• [Extract]
In the latest installment of our new (semi)regular segment, Wow! Really?, we examine little-known or unexpected facts about Hungary and Hungarian culture. Today, we turn to a Hungarian-American who wants to fundamentally change the nature of humanity.
Zoltán István, a Hungarian-American journalist entrepreneur, and candidate in last year’s US presidential election, is one of the leading voices in the world of ‘Transhumanism,’ a movement whose core belief is that, through the extensive use of technology and scientific advancement, humans will eventually be able to live forever.
Speaking to The Atlantic, István likewise described how he came to embrace the tenants of transhumanism. The former journalist came to this realization in 2003, when, while working for National Geographic in Vietnam, he nearly activated a landmine. This experience led him to quit journalism and become a full-time advocate for transhumanism: “I thought, ‘death is horrible,’…How can we get around it?”
Likewise, István is extremely enthusiastic about the integration of technology and the human body. He has a chip implanted in his hand that opens his front door at a wave, and would like to replace his limbs “with bionics so he can throw perfectly in water polo.” He sees such physical integration of humans and machines as a key part of the future, and told the Atlantic that he would be surprised if “we don’t start merging our children with machines” in the near future.”

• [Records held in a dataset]

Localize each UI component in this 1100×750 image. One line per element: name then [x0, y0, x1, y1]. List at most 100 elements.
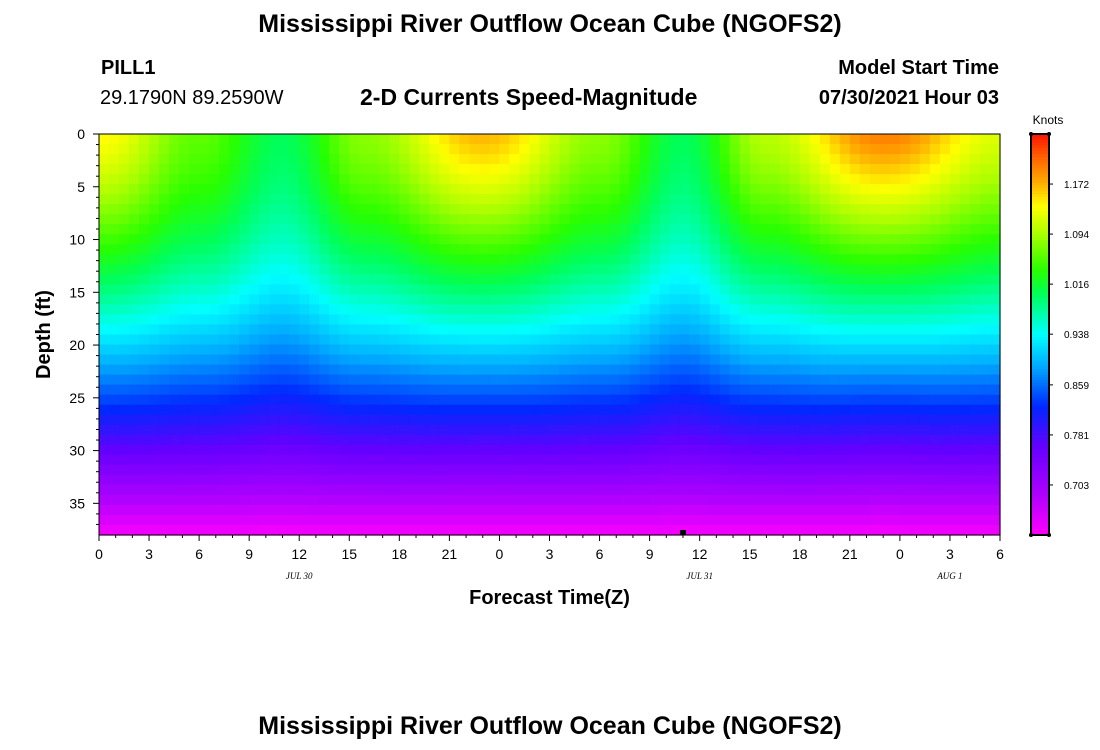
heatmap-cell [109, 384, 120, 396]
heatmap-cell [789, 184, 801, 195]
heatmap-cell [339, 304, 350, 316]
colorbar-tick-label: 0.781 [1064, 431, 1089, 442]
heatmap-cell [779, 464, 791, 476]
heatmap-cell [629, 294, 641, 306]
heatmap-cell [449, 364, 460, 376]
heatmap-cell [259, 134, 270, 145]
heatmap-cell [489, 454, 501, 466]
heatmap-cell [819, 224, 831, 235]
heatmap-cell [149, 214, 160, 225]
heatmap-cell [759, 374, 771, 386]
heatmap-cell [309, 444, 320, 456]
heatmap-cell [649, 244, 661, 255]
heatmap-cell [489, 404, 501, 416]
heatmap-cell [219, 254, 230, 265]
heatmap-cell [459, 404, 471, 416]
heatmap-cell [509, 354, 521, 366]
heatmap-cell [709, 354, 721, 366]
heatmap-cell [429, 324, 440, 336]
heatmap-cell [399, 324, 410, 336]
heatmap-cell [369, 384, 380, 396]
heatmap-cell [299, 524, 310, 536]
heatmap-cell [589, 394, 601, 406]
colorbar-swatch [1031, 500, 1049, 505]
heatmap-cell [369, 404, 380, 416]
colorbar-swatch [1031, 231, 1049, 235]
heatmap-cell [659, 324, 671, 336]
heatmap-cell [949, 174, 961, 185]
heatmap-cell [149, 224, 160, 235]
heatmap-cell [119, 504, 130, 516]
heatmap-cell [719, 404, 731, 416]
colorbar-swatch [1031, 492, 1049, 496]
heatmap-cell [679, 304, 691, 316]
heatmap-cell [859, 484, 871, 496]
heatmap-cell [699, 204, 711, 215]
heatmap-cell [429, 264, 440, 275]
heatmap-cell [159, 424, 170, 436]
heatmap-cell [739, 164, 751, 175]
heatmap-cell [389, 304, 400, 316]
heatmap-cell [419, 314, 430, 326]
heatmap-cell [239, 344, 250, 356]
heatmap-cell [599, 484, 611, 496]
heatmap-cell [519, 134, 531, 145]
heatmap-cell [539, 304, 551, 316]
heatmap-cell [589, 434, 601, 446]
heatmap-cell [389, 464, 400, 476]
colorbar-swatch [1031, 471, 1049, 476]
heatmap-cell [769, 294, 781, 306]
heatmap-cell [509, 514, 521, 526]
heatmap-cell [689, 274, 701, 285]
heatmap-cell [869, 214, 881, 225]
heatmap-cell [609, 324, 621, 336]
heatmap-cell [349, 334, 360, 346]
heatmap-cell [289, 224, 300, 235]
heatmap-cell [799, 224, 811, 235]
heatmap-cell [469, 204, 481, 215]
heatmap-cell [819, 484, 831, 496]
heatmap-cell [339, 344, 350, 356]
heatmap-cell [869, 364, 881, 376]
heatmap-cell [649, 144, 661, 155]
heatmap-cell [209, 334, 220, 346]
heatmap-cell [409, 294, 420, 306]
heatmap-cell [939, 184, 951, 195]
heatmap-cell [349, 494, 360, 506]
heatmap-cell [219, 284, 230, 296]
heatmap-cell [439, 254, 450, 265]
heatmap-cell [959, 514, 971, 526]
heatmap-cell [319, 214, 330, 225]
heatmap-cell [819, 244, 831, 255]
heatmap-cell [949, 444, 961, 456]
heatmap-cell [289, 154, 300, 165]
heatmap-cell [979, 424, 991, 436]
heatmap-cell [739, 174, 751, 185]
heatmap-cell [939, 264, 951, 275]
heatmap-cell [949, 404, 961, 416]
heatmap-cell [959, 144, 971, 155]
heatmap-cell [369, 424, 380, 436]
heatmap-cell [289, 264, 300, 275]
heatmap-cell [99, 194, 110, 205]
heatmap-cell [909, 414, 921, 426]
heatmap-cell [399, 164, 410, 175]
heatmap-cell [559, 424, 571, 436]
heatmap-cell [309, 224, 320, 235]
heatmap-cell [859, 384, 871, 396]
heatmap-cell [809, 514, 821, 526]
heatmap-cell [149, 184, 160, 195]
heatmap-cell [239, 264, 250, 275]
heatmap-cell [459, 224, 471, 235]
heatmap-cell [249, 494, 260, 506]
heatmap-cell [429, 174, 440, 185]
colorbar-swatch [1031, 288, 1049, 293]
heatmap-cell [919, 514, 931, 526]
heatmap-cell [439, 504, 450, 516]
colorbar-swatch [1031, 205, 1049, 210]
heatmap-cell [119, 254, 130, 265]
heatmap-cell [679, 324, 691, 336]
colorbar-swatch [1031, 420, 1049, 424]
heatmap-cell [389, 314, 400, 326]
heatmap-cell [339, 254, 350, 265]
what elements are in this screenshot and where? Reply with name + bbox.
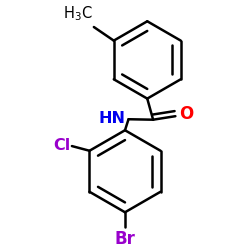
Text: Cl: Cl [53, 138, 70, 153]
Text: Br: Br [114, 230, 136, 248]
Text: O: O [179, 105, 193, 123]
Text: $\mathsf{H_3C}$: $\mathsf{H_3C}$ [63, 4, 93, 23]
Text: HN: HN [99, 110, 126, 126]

...

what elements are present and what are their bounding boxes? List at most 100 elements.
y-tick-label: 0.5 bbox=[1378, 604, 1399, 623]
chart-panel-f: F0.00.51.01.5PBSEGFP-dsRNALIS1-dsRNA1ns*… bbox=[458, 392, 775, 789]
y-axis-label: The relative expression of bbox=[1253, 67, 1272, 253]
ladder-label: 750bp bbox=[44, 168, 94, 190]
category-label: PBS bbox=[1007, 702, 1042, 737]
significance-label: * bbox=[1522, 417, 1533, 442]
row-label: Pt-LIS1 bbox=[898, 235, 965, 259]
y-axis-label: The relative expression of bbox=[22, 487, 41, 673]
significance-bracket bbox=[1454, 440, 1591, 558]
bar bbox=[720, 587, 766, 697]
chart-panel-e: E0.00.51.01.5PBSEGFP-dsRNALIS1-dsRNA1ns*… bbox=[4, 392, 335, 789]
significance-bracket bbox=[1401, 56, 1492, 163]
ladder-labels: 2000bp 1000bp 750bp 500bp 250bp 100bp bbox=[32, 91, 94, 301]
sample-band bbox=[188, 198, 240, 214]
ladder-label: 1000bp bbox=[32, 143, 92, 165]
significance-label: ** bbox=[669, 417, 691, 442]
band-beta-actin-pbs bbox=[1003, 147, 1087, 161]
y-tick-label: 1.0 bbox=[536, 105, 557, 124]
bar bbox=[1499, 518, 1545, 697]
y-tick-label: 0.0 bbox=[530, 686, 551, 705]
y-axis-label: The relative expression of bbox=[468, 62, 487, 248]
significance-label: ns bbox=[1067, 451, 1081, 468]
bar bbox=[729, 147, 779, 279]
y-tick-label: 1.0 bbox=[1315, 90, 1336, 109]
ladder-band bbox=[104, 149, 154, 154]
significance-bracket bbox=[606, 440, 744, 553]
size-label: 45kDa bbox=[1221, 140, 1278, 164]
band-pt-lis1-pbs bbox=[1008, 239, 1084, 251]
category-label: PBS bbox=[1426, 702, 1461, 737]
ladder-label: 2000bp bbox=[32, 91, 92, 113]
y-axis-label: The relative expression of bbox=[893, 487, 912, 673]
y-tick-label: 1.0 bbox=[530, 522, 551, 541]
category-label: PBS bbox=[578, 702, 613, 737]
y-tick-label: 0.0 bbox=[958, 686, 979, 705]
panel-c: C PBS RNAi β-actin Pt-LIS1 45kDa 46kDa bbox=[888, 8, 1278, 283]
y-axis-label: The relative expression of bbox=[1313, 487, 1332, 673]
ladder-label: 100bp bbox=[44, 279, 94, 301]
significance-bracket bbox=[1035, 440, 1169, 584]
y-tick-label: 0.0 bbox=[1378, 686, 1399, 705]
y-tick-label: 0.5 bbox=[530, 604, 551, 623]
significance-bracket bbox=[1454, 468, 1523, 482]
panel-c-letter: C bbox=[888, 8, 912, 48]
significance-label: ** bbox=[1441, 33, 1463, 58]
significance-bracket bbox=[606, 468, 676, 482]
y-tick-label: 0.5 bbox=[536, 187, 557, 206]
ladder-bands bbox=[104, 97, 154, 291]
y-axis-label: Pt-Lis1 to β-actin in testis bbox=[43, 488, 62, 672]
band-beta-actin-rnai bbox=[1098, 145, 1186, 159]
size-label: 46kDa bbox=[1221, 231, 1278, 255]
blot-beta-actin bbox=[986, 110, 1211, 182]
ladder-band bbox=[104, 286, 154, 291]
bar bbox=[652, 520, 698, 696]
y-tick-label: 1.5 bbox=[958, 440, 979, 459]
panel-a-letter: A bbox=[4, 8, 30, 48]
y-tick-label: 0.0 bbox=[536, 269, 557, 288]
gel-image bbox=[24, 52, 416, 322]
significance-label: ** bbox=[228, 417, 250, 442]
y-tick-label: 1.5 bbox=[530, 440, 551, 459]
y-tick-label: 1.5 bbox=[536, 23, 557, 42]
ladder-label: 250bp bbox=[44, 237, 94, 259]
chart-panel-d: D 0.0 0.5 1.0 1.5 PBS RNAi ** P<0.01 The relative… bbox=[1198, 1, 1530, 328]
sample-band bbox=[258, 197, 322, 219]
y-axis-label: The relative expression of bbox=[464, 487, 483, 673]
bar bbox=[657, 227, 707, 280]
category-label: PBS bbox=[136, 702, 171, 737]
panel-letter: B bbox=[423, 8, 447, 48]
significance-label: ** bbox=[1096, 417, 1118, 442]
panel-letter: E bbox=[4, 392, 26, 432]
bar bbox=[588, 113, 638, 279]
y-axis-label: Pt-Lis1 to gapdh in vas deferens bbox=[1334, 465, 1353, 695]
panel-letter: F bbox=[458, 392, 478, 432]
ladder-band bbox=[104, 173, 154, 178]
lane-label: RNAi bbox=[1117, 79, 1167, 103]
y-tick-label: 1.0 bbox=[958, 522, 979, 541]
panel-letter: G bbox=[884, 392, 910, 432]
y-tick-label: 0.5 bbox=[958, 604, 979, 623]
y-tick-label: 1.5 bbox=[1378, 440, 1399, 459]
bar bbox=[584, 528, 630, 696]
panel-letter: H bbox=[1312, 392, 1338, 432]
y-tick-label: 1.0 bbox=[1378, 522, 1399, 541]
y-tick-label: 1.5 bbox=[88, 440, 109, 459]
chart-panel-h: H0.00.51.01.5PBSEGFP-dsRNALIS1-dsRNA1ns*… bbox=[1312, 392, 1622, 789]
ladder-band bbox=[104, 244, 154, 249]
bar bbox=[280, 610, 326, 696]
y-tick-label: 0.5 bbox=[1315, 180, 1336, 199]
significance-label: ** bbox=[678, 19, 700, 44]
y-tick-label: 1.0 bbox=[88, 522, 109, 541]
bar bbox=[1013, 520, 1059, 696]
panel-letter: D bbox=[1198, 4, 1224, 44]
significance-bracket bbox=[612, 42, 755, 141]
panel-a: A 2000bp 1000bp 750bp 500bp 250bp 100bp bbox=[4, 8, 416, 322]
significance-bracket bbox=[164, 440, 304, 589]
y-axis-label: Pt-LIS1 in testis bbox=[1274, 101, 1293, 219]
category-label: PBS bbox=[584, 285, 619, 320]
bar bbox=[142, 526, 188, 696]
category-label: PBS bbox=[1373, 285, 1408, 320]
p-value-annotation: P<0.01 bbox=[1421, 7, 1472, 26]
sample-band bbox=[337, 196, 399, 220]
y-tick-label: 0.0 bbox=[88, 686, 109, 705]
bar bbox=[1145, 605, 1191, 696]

* * *

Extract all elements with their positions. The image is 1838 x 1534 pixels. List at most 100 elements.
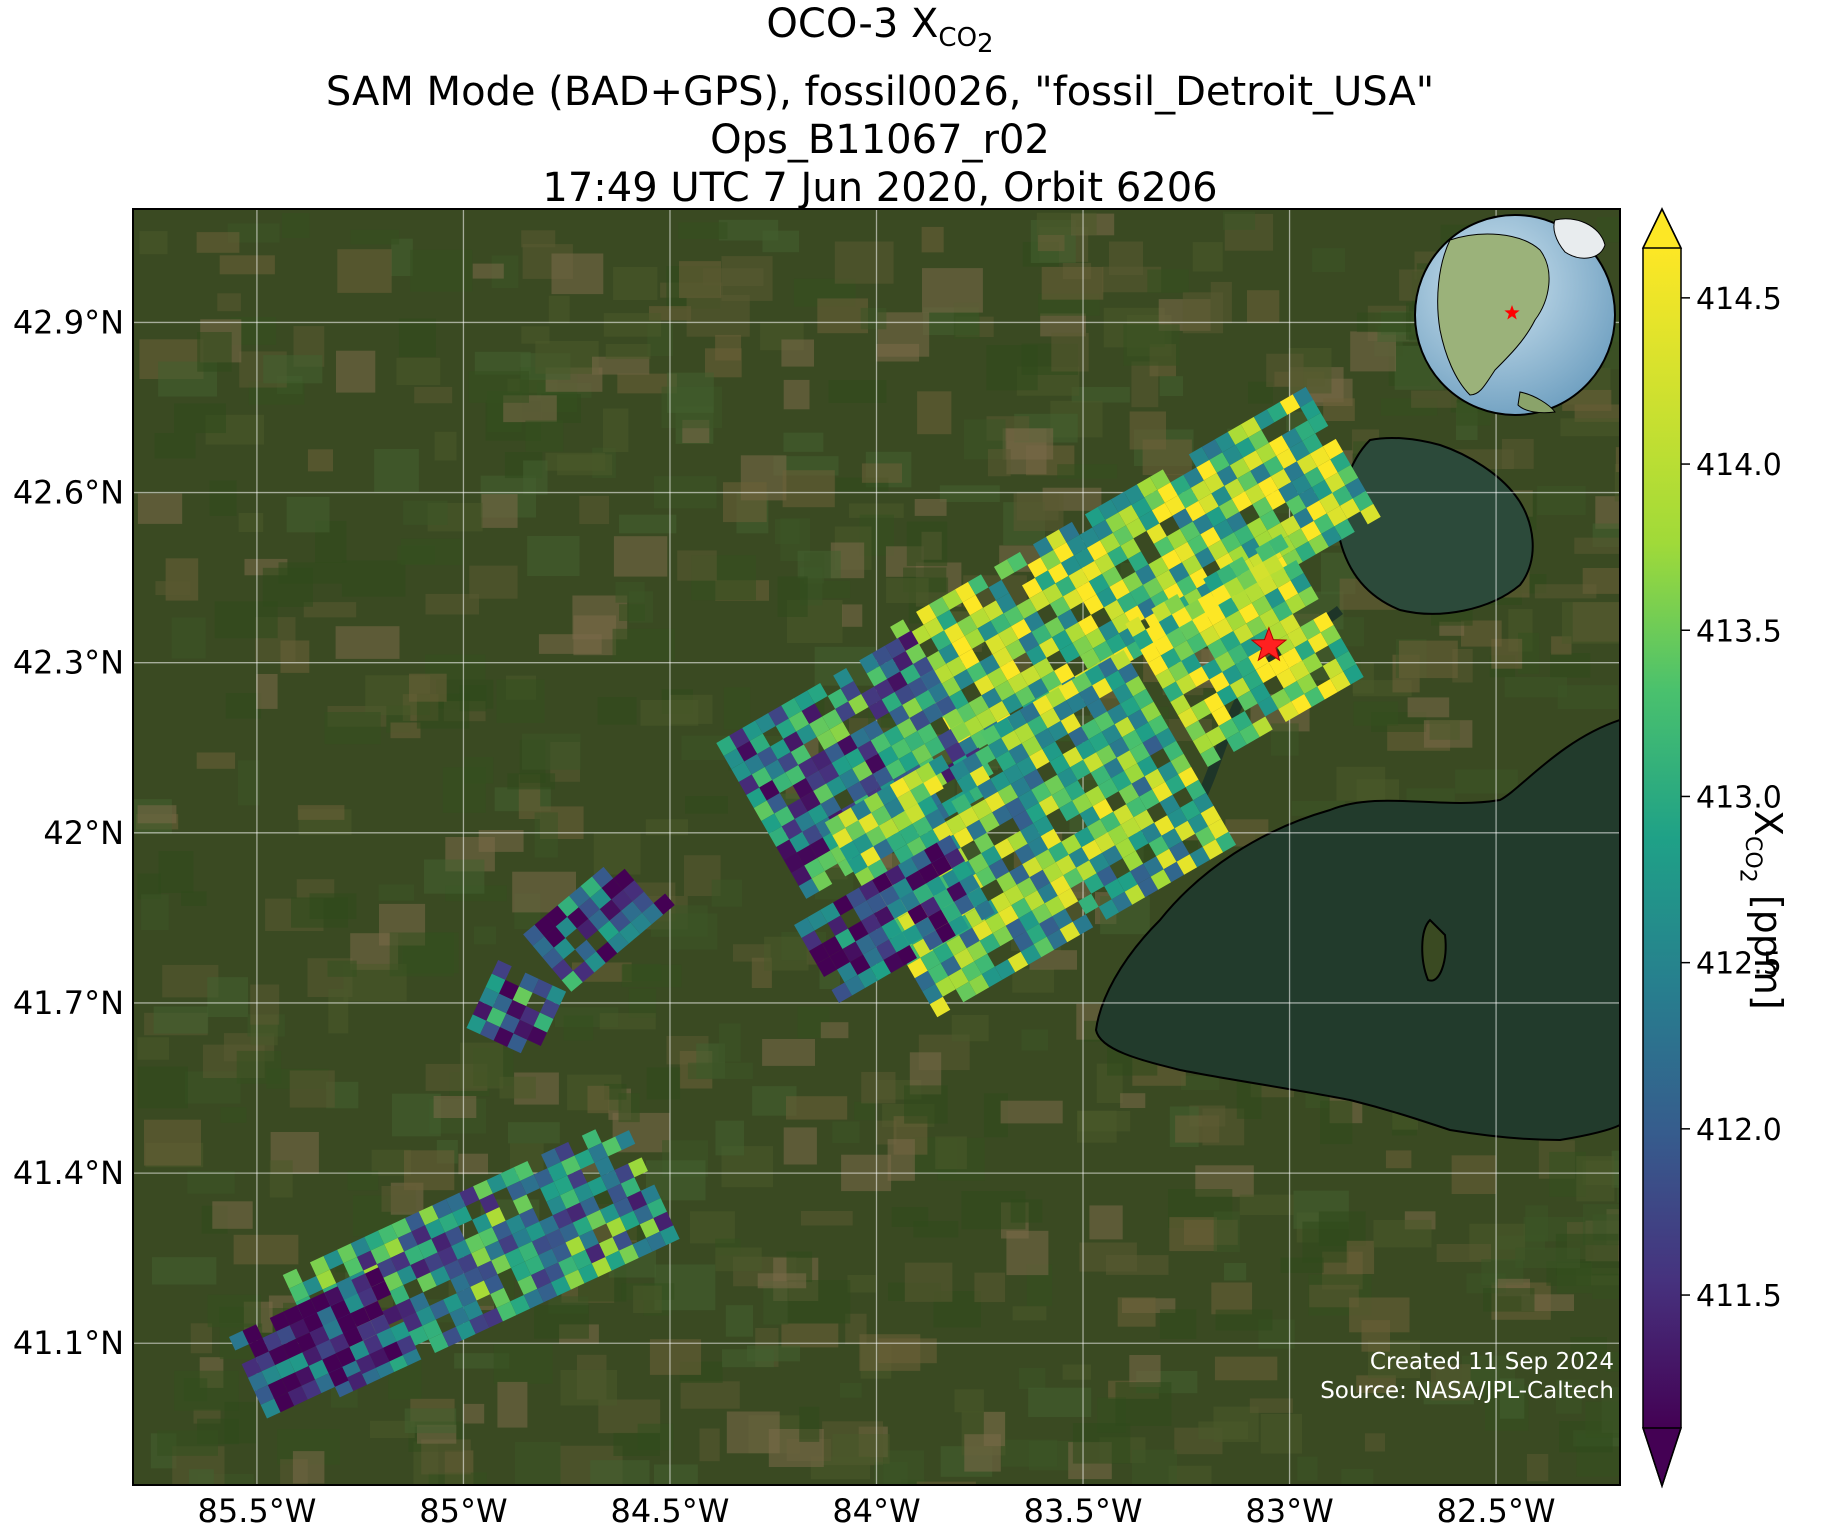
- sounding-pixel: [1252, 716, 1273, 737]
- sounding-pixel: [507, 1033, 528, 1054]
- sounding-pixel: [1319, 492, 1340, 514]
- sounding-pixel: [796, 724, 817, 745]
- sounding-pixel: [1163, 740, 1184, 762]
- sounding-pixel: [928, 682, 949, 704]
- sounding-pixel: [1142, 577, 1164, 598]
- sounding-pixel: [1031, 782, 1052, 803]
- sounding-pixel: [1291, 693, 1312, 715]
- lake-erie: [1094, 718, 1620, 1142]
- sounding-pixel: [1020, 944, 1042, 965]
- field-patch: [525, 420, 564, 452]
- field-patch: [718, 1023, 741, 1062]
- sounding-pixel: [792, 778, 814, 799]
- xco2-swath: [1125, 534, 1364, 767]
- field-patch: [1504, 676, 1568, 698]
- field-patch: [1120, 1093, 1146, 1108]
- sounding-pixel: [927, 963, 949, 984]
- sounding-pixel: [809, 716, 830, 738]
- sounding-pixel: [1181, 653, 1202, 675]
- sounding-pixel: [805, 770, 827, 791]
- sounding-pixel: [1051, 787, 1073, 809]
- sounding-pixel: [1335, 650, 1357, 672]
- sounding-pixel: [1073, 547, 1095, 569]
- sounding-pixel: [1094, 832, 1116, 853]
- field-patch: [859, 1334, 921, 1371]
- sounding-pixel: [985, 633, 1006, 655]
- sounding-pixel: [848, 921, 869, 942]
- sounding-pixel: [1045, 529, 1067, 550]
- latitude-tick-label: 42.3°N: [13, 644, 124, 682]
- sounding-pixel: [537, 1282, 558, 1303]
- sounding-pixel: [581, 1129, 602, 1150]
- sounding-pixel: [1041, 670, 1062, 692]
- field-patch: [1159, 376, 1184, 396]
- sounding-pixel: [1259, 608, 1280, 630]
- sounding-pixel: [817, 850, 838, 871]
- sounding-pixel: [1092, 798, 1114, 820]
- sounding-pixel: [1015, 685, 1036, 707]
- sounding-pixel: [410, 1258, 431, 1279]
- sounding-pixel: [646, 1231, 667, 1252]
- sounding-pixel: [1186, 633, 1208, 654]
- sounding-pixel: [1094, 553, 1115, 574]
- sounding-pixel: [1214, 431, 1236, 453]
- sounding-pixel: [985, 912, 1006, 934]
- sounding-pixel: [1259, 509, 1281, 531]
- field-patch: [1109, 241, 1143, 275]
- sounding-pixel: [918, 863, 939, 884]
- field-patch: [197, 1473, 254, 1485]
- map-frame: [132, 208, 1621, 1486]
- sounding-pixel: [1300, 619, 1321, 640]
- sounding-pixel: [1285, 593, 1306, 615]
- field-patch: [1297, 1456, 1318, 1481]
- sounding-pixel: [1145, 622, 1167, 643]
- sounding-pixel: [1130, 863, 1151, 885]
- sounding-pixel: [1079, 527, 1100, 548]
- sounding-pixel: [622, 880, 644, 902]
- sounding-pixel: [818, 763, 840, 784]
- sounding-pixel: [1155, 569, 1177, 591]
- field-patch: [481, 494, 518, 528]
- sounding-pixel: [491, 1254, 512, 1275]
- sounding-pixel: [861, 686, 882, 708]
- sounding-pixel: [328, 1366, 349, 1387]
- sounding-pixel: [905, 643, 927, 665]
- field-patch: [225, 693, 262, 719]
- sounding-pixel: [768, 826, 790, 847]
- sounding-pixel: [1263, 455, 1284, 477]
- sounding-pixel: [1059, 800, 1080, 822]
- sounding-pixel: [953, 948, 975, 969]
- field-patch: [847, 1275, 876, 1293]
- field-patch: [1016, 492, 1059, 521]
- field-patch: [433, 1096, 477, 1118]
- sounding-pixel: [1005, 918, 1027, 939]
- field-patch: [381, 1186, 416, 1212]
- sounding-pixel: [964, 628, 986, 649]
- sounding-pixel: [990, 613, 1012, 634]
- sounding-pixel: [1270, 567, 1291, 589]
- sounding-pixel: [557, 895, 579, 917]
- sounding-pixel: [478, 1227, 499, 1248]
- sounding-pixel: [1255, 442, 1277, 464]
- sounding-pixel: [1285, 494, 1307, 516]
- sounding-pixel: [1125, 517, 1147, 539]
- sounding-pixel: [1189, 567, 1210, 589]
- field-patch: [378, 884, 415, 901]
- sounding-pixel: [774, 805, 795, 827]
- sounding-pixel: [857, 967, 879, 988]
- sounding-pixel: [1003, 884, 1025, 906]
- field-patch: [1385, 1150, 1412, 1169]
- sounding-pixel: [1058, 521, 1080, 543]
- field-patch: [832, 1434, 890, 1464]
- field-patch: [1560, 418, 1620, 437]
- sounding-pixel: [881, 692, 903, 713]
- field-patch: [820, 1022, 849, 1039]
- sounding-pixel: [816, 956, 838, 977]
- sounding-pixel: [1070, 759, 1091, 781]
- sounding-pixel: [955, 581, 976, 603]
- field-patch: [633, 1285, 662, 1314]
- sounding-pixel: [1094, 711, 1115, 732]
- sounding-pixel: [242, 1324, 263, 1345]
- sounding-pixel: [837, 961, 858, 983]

• [Given problem 1] Return the passage of the article on transhumanism starting with "In the latest" and going on through "to live forever.", copied word for word.
• [Given problem 2] In the article on transhumanism, what does the chip implanted in István's hand do?

• [Task response 1]
In the latest installment of our new (semi)regular segment, Wow! Really?, we examine little-known or unexpected facts about Hungary and Hungarian culture. Today, we turn to a Hungarian-American who wants to fundamentally change the nature of humanity.
Zoltán István, a Hungarian-American journalist entrepreneur, and candidate in last year’s US presidential election, is one of the leading voices in the world of ‘Transhumanism,’ a movement whose core belief is that, through the extensive use of technology and scientific advancement, humans will eventually be able to live forever.

• [Task response 2] It opens his front door at a wave.